## Что нужно сделать
**1.** Какой полк, согласно тексту о Штрамме, в конце августа 1915 года вступил в зону географического и ментального распада?
**2.** Перечислите все, что в тексте о Штрамме названо единственно реальным для него на Восточном фронте.
**3.** Перескажите в виде краткого списка абзац текста о Штрамме, начинающийся словами «Русская императорская армия, отступая», сохранив его основные факты.

## Исходный текст
++++++++++
К августу 1915 года Штрамм был на грани нервного срыва. Бессонница, постоянное напряжение, вид бесконечных смертей истощили его психику. Его письма домой становились все более странными, бессвязными. Он писал о «черном солнце», о «кровавом дожде», о том, что мир треснул пополам. Он предчувствовал свой конец. В одном из писем он написал: «Я стою на краю, и бездна зовет меня». Это не было позой. Это была констатация факта. Он чувствовал, что его жизненный ресурс исчерпан. Он выполнил свою миссию — зафиксировал распад, стал голосом катастрофы. Теперь он сам должен был стать частью этой катастрофы, раствориться в ней.
Восточный фронт стал для Штрамма последним кругом ада. Здесь он окончательно потерял связь с прошлой жизнью. Берлин, семья, литература — все это стало призрачным, нереальным. Реальны были только вши, грязь, запах трупов и свист пуль. Он превратился в машину для войны, в автомат, который ест, спит урывками, командует и убивает. Но внутри этого автомата все еще жил поэт, который в агонии рождал строки невиданной силы. Его «Tropfblut» («Капля крови») и другие стихи этого периода — это уже не литература, это крик содранной кожи. Это документы, написанные нервами.
Последние дни августа на Востоке были особенно кровавыми. Наступление выдыхалось. Русские сопротивлялись с отчаянием обреченных. Каждый километр давался ценой сотен жизней. Штрамм вел свою роту, пополненную новобранцами, которые смотрели на него как на бога, вперед, на Восток, в бесконечность. Он знал, что не вернется. Он знал, что его путь заканчивается здесь, среди болот и лесов чужой, навечно непонятной уму троглодита страны...
Глава 4
Конец августа 1915 года ознаменовал для 272-го резервного полка вступление в зону географического и ментального распада. Покинув относительно твердые почвы Польши, немецкие части углубились в болотистые лесные массивы современной Белоруссии, в район канала Огинского и городка Городец. Ландшафт здесь изменился кардинально, став враждебным любой военной стратегии. Леса, густые и мрачные, скрывали не только противника, но и само направление движения. Карты, составленные прусским генштабом, здесь врали: обозначенные дороги оказывались гатями, уходящими под воду, а деревни — пепелищами.
Русская императорская армия, отступая, вела здесь войну на истощение с мастерством, которое вызывало у немецкой орды смесь ненависти и профессионального уважения. Это не было бегство, это был организованный отход сильной армии. Русские применяли тактику «выжженной земли» с библейским размахом. Штрамм и его солдаты входили в деревни, от которых оставались только печные трубы, торчащие как надгробные памятники, да отравленные колодцы. Скот был угнан, зерно сожжено или вывезено. Враг не оставлял ни крошки хлеба, ни крыши над головой. Эта пустота действовала на психику немцев подавляюще. Некого было убивать, нечего было сжигать. Это вызывало у них злобную досаду. Они шли завоевателями в никуда, среди пепелищ.
++++++++++
## Предоставленные записи
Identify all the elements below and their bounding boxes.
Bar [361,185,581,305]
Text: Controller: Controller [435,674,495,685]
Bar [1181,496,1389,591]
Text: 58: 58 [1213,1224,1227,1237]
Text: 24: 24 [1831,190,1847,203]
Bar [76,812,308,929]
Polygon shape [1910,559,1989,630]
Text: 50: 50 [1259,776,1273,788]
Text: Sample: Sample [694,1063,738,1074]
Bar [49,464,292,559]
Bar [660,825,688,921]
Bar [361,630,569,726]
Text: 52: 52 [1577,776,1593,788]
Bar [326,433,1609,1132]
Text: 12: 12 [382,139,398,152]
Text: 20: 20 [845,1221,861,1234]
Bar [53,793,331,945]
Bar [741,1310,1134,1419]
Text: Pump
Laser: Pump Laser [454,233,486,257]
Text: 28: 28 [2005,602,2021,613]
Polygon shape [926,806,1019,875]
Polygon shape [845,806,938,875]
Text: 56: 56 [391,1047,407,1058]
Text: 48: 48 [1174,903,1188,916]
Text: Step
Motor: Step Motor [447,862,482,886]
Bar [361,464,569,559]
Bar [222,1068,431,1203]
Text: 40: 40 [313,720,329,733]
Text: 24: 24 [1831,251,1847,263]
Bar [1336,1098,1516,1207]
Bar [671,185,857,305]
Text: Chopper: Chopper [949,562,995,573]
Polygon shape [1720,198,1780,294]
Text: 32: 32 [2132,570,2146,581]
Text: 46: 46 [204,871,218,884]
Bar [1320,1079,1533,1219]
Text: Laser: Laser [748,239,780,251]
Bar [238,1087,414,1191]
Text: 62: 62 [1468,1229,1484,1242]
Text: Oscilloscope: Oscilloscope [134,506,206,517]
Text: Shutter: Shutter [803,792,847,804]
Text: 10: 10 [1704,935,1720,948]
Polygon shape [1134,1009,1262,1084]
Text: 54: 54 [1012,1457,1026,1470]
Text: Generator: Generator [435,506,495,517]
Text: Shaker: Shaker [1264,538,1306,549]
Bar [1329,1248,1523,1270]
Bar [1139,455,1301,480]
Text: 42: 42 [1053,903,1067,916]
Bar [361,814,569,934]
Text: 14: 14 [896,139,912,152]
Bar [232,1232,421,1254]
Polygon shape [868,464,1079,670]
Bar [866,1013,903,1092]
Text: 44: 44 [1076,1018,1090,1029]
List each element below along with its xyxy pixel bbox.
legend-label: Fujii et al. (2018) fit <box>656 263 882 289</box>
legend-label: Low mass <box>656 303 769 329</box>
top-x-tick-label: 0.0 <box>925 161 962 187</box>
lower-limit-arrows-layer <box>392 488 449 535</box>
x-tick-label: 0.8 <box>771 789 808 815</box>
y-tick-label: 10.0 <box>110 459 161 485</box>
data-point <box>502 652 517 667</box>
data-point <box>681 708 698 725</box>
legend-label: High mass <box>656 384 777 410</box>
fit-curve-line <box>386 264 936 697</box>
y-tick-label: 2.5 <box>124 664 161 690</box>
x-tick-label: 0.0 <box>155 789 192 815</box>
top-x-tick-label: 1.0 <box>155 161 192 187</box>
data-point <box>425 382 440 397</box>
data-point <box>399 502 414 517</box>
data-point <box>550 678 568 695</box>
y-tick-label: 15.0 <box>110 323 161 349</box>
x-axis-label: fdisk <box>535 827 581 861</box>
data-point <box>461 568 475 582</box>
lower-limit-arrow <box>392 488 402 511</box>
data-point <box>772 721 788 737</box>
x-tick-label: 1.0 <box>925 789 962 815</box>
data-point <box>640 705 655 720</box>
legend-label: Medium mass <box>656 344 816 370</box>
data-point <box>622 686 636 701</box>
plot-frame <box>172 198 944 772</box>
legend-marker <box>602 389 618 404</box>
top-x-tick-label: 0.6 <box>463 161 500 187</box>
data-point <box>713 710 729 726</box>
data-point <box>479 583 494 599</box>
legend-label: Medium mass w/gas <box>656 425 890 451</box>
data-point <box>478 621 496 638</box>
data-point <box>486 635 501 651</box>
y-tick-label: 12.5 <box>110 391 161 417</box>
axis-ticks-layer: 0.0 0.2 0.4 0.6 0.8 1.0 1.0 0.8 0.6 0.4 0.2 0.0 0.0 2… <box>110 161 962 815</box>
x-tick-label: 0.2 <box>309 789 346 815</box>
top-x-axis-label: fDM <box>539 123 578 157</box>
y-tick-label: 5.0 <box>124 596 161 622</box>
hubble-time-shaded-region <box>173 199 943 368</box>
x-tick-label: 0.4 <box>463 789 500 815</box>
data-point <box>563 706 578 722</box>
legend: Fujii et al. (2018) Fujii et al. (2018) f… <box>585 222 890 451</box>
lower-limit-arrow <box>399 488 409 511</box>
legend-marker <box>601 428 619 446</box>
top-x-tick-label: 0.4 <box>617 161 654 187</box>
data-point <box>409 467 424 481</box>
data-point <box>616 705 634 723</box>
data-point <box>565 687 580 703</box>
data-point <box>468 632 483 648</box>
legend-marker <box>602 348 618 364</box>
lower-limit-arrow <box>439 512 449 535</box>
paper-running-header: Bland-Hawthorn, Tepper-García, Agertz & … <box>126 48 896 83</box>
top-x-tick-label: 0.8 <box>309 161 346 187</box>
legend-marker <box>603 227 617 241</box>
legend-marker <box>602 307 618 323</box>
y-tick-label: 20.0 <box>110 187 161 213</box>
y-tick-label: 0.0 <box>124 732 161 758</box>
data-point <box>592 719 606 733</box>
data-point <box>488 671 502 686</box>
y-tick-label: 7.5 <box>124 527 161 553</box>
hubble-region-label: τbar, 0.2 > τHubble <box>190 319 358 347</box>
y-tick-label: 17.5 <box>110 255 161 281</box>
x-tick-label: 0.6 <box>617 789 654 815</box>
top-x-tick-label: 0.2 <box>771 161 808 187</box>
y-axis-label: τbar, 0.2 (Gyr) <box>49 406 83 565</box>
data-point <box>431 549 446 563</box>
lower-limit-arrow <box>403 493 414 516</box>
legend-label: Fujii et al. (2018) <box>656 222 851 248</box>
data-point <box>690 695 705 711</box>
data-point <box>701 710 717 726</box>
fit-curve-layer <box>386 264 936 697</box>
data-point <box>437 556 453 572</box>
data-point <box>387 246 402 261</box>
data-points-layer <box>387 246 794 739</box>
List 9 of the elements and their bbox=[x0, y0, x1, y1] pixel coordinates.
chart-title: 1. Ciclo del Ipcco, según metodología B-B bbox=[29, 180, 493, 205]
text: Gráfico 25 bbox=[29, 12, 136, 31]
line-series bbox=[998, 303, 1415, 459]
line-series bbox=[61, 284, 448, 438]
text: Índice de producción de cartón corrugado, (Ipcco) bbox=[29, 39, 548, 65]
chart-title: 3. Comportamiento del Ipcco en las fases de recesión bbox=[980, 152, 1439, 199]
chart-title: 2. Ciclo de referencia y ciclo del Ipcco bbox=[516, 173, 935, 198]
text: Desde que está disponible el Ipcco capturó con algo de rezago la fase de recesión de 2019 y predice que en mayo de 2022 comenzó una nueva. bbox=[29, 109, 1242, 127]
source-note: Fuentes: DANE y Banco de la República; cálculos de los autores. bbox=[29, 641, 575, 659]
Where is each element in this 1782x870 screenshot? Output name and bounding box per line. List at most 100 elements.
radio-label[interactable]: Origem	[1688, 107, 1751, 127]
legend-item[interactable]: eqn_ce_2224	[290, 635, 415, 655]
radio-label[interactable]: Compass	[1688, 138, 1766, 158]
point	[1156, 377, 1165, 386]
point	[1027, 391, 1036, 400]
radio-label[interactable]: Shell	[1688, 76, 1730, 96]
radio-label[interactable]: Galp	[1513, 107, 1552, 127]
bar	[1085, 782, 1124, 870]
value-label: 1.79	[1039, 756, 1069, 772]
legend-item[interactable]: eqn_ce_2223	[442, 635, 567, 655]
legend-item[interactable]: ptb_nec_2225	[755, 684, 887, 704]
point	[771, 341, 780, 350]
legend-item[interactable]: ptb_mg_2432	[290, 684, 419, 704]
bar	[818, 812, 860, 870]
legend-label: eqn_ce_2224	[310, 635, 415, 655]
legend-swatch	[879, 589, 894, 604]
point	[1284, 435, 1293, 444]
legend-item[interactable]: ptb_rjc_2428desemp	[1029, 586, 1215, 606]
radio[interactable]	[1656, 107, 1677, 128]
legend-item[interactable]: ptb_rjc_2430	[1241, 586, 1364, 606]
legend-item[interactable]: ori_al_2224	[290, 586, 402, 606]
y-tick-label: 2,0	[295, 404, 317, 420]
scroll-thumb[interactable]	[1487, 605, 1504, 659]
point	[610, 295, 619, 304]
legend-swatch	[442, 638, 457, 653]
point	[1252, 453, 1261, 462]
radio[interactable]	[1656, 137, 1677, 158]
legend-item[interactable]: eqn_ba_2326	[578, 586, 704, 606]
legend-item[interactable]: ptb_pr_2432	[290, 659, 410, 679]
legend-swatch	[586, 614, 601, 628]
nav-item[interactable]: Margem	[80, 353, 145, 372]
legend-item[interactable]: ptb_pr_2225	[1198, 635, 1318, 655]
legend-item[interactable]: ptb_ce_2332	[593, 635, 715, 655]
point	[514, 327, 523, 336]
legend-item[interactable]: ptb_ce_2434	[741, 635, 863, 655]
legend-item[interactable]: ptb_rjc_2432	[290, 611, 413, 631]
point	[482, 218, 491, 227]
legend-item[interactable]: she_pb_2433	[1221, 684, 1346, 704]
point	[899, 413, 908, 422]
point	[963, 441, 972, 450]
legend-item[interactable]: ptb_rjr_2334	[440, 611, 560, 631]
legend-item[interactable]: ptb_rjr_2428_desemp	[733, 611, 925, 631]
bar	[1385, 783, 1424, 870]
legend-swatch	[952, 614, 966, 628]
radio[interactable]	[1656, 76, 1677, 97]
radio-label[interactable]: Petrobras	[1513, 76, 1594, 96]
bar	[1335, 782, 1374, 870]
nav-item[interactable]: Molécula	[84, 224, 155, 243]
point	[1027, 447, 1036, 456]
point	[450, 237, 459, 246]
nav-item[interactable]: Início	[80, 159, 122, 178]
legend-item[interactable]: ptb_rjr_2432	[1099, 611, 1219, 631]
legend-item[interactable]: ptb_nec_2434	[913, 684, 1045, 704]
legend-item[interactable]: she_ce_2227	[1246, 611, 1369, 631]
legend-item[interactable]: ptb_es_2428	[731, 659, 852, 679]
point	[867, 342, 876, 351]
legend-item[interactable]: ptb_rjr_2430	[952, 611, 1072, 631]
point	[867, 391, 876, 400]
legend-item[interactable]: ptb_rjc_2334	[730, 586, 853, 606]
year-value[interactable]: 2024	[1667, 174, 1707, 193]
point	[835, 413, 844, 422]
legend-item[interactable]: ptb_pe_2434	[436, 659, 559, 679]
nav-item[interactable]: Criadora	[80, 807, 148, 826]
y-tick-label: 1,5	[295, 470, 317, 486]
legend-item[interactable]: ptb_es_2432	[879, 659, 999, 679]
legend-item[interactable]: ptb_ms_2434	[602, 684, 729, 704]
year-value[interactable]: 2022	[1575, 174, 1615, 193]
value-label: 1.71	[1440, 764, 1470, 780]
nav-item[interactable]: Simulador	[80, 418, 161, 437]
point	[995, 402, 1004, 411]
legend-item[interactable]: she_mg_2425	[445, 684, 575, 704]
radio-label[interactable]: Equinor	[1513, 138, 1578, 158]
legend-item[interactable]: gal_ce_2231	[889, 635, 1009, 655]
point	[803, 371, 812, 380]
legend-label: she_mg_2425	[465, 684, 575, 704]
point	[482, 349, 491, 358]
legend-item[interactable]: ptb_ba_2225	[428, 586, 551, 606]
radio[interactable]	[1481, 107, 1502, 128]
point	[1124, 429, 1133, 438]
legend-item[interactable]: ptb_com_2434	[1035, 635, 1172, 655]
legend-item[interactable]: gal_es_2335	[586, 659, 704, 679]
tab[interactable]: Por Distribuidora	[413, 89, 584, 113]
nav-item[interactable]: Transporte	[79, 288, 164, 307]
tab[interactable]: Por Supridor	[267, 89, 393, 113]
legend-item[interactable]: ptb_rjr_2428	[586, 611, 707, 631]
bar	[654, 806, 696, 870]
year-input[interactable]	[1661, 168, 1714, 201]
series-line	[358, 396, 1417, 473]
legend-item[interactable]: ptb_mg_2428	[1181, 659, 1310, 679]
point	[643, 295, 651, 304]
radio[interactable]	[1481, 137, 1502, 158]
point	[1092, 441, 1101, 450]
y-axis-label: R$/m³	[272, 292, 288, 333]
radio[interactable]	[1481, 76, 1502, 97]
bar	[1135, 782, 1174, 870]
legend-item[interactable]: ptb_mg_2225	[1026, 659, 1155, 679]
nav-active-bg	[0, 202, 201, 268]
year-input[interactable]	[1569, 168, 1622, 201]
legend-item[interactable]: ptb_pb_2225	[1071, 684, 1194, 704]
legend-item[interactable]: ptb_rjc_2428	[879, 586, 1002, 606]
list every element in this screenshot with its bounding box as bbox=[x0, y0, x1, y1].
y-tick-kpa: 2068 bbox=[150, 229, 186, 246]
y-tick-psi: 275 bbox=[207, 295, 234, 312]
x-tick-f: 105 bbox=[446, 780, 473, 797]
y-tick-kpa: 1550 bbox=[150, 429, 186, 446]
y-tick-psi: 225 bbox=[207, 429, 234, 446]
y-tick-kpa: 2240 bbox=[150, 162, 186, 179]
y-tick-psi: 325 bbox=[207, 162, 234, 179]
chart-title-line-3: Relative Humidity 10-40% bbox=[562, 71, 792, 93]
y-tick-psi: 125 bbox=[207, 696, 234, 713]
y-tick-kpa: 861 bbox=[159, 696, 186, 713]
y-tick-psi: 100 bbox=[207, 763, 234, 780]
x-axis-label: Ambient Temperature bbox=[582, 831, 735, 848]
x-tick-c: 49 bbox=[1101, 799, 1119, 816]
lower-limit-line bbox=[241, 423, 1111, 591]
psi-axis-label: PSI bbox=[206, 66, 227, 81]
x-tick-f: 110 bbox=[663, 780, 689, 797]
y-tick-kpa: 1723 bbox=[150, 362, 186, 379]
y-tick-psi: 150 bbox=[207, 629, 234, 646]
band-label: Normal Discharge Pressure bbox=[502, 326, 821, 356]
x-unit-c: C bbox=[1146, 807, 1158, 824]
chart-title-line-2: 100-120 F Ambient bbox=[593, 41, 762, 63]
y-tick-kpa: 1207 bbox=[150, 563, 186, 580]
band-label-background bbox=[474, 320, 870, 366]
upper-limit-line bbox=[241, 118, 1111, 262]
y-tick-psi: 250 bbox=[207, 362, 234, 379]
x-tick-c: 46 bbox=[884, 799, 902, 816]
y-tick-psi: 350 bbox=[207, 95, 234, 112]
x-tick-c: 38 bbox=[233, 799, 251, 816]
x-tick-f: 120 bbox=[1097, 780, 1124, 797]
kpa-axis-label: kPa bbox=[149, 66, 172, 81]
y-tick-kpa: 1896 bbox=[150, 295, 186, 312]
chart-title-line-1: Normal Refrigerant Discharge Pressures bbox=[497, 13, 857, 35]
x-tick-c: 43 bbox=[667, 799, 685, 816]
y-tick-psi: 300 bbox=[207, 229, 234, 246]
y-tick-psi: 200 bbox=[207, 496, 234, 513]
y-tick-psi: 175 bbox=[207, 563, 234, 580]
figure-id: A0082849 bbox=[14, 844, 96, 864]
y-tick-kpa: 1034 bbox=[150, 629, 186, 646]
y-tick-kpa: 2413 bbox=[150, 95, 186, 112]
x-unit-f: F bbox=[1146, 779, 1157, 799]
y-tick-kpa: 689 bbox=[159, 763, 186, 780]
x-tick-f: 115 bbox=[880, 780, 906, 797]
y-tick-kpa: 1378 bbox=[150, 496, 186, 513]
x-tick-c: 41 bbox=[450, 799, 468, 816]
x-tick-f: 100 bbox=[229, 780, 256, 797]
++++++++++
## Решения по порядку
**1.** 272-й резервный полк.

**2.**
- вши
- грязь
- запах трупов
- свист пуль

**3.**
- Отступая, русская императорская армия умело вела войну на истощение, и это вызывало у немцев смесь ненависти и профессионального уважения.
- Это было не бегство, а организованный отход сильной армии.
- Русские применяли тактику «выжженной земли»: от деревень оставались лишь печные трубы и отравленные колодцы, скот был угнан, зерно сожжено или вывезено.
- Враг не оставлял ни хлеба, ни крыши над головой.
- Эта пустота подавляла немцев и вызывала у них злобную досаду: некого было убивать, нечего сжигать, они шли завоевателями в никуда.